Some records

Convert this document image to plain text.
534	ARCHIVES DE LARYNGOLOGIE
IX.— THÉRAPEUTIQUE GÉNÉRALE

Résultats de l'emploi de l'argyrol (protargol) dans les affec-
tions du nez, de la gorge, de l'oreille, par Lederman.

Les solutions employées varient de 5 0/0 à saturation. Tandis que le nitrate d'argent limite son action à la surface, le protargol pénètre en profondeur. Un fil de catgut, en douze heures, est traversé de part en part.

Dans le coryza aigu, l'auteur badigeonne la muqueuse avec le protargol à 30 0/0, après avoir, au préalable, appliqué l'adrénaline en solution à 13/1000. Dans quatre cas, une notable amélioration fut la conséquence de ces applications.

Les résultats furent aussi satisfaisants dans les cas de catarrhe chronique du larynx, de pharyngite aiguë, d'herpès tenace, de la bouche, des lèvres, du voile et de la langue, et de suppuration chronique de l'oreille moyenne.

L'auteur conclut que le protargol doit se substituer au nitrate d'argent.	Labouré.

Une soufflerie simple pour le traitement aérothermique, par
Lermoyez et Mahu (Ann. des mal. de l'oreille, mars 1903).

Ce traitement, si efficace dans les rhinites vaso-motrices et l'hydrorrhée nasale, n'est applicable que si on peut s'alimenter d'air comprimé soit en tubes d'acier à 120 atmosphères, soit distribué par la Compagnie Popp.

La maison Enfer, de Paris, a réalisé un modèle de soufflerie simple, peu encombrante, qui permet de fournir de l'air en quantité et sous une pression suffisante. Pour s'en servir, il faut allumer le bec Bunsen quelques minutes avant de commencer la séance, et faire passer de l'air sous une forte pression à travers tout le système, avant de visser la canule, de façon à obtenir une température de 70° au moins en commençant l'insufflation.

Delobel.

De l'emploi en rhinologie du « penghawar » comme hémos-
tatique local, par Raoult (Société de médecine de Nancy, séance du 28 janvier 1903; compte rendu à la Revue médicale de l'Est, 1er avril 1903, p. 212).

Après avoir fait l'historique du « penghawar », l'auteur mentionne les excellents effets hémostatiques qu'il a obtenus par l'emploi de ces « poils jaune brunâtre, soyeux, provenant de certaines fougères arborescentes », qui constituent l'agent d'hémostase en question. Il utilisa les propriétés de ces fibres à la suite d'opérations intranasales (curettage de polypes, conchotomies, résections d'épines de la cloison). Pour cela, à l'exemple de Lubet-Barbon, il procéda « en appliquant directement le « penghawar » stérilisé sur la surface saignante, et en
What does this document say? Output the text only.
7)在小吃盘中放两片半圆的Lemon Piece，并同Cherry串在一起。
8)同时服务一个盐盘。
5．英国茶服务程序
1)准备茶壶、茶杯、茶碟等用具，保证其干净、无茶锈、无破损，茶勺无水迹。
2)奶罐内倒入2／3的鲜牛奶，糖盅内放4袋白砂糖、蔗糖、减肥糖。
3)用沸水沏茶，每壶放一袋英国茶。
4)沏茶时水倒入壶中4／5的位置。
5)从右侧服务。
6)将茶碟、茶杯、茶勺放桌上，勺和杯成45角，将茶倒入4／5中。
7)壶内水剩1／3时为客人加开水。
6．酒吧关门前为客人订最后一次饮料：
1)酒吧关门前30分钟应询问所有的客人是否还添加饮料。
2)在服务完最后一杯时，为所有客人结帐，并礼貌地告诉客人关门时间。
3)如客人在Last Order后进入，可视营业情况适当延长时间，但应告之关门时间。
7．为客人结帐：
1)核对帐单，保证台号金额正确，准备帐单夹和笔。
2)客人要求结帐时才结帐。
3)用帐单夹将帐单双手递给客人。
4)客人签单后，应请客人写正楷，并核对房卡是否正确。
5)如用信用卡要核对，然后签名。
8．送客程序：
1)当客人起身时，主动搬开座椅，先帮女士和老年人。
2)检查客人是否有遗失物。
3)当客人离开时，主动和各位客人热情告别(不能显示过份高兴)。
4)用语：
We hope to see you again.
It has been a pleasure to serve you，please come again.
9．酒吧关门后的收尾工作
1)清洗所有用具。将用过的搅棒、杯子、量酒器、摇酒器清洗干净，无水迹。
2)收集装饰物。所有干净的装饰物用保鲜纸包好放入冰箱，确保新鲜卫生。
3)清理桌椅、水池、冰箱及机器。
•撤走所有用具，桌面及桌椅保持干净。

### GIVEN PROBLEM
Quote exactly what appears from the line containing "What does this" through the final line of the listing above, including both of those lines.

### WORKED SOLUTION
What does this document say? Output the text only.
7)在小吃盘中放两片半圆的Lemon Piece，并同Cherry串在一起。
8)同时服务一个盐盘。
5．英国茶服务程序
1)准备茶壶、茶杯、茶碟等用具，保证其干净、无茶锈、无破损，茶勺无水迹。
2)奶罐内倒入2／3的鲜牛奶，糖盅内放4袋白砂糖、蔗糖、减肥糖。
3)用沸水沏茶，每壶放一袋英国茶。
4)沏茶时水倒入壶中4／5的位置。
5)从右侧服务。
6)将茶碟、茶杯、茶勺放桌上，勺和杯成45角，将茶倒入4／5中。
7)壶内水剩1／3时为客人加开水。
6．酒吧关门前为客人订最后一次饮料：
1)酒吧关门前30分钟应询问所有的客人是否还添加饮料。
2)在服务完最后一杯时，为所有客人结帐，并礼貌地告诉客人关门时间。
3)如客人在Last Order后进入，可视营业情况适当延长时间，但应告之关门时间。
7．为客人结帐：
1)核对帐单，保证台号金额正确，准备帐单夹和笔。
2)客人要求结帐时才结帐。
3)用帐单夹将帐单双手递给客人。
4)客人签单后，应请客人写正楷，并核对房卡是否正确。
5)如用信用卡要核对，然后签名。
8．送客程序：
1)当客人起身时，主动搬开座椅，先帮女士和老年人。
2)检查客人是否有遗失物。
3)当客人离开时，主动和各位客人热情告别(不能显示过份高兴)。
4)用语：
We hope to see you again.
It has been a pleasure to serve you，please come again.
9．酒吧关门后的收尾工作
1)清洗所有用具。将用过的搅棒、杯子、量酒器、摇酒器清洗干净，无水迹。
2)收集装饰物。所有干净的装饰物用保鲜纸包好放入冰箱，确保新鲜卫生。
3)清理桌椅、水池、冰箱及机器。
•撤走所有用具，桌面及桌椅保持干净。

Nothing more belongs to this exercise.